* Begin Record set *

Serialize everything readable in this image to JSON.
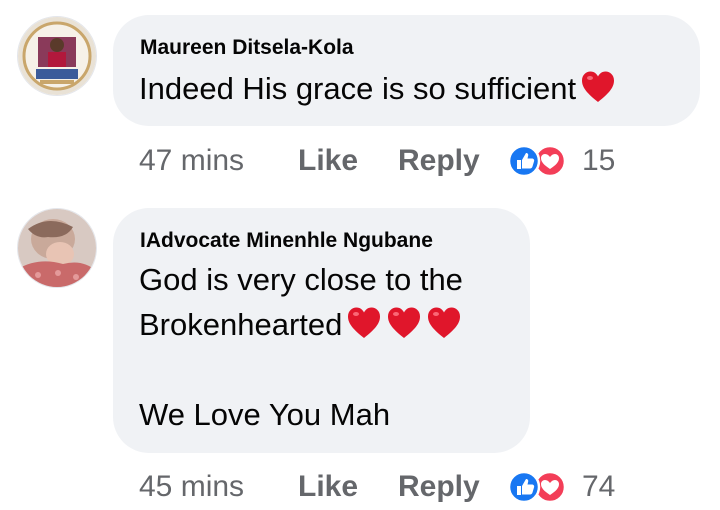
{
  "comments": [
    {
      "author": "Maureen Ditsela-Kola",
      "lines": [
        "Indeed His grace is so sufficient"
      ],
      "time": "47 mins",
      "like_label": "Like",
      "reply_label": "Reply",
      "reaction_count": "15",
      "reactions": [
        "like-icon",
        "love-icon"
      ]
    },
    {
      "author": "IAdvocate Minenhle Ngubane",
      "lines": [
        "God is very close to the",
        "Brokenhearted",
        "",
        "We Love You Mah"
      ],
      "time": "45 mins",
      "like_label": "Like",
      "reply_label": "Reply",
      "reaction_count": "74",
      "reactions": [
        "like-icon",
        "love-icon"
      ]
    }
  ],
  "colors": {
    "bubble": "#f0f2f5",
    "meta_text": "#65676b",
    "like_blue": "#1877f2",
    "love_red": "#f33e58",
    "heart_red": "#e0162b"
  }
}
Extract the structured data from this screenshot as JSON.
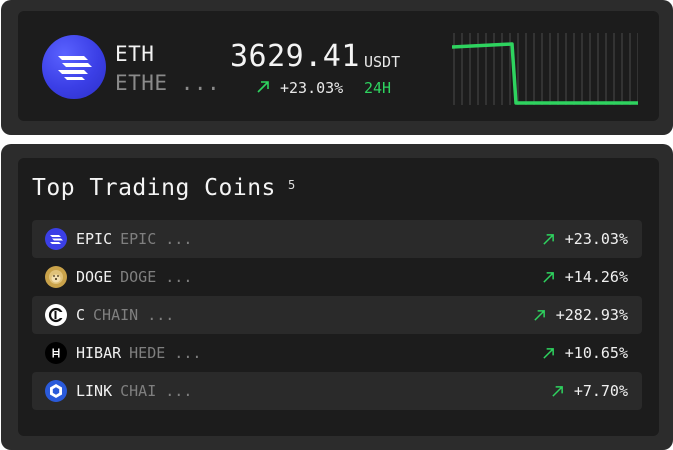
{
  "featured": {
    "symbol": "ETH",
    "name": "ETHE ...",
    "price": "3629.41",
    "unit": "USDT",
    "change": "+23.03%",
    "period": "24H",
    "icon": "epic-stack-icon",
    "accent_color": "#2ed35f",
    "logo_color": "#3b3fe6"
  },
  "list": {
    "title": "Top Trading Coins",
    "count": "5",
    "coins": [
      {
        "symbol": "EPIC",
        "name": "EPIC ...",
        "change": "+23.03%",
        "icon": "epic-icon",
        "color": "#3b3fe6"
      },
      {
        "symbol": "DOGE",
        "name": "DOGE ...",
        "change": "+14.26%",
        "icon": "doge-icon",
        "color": "#c9a24a"
      },
      {
        "symbol": "C",
        "name": "CHAIN ...",
        "change": "+282.93%",
        "icon": "chain-icon",
        "color": "#ffffff"
      },
      {
        "symbol": "HIBAR",
        "name": "HEDE ...",
        "change": "+10.65%",
        "icon": "hedera-icon",
        "color": "#000000"
      },
      {
        "symbol": "LINK",
        "name": "CHAI ...",
        "change": "+7.70%",
        "icon": "chainlink-icon",
        "color": "#2a5ada"
      }
    ]
  }
}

* End Record set *

_Stated exercise_
Copy the entries exactly. Leave out the images.

_Exercise result_
Serialize everything readable in this image to JSON.
{
  "comments": [
    {
      "author": "Maureen Ditsela-Kola",
      "lines": [
        "Indeed His grace is so sufficient"
      ],
      "time": "47 mins",
      "like_label": "Like",
      "reply_label": "Reply",
      "reaction_count": "15",
      "reactions": [
        "like-icon",
        "love-icon"
      ]
    },
    {
      "author": "IAdvocate Minenhle Ngubane",
      "lines": [
        "God is very close to the",
        "Brokenhearted",
        "",
        "We Love You Mah"
      ],
      "time": "45 mins",
      "like_label": "Like",
      "reply_label": "Reply",
      "reaction_count": "74",
      "reactions": [
        "like-icon",
        "love-icon"
      ]
    }
  ],
  "colors": {
    "bubble": "#f0f2f5",
    "meta_text": "#65676b",
    "like_blue": "#1877f2",
    "love_red": "#f33e58",
    "heart_red": "#e0162b"
  }
}
Extract the structured data from this screenshot as JSON.
{
  "featured": {
    "symbol": "ETH",
    "name": "ETHE ...",
    "price": "3629.41",
    "unit": "USDT",
    "change": "+23.03%",
    "period": "24H",
    "icon": "epic-stack-icon",
    "accent_color": "#2ed35f",
    "logo_color": "#3b3fe6"
  },
  "list": {
    "title": "Top Trading Coins",
    "count": "5",
    "coins": [
      {
        "symbol": "EPIC",
        "name": "EPIC ...",
        "change": "+23.03%",
        "icon": "epic-icon",
        "color": "#3b3fe6"
      },
      {
        "symbol": "DOGE",
        "name": "DOGE ...",
        "change": "+14.26%",
        "icon": "doge-icon",
        "color": "#c9a24a"
      },
      {
        "symbol": "C",
        "name": "CHAIN ...",
        "change": "+282.93%",
        "icon": "chain-icon",
        "color": "#ffffff"
      },
      {
        "symbol": "HIBAR",
        "name": "HEDE ...",
        "change": "+10.65%",
        "icon": "hedera-icon",
        "color": "#000000"
      },
      {
        "symbol": "LINK",
        "name": "CHAI ...",
        "change": "+7.70%",
        "icon": "chainlink-icon",
        "color": "#2a5ada"
      }
    ]
  }
}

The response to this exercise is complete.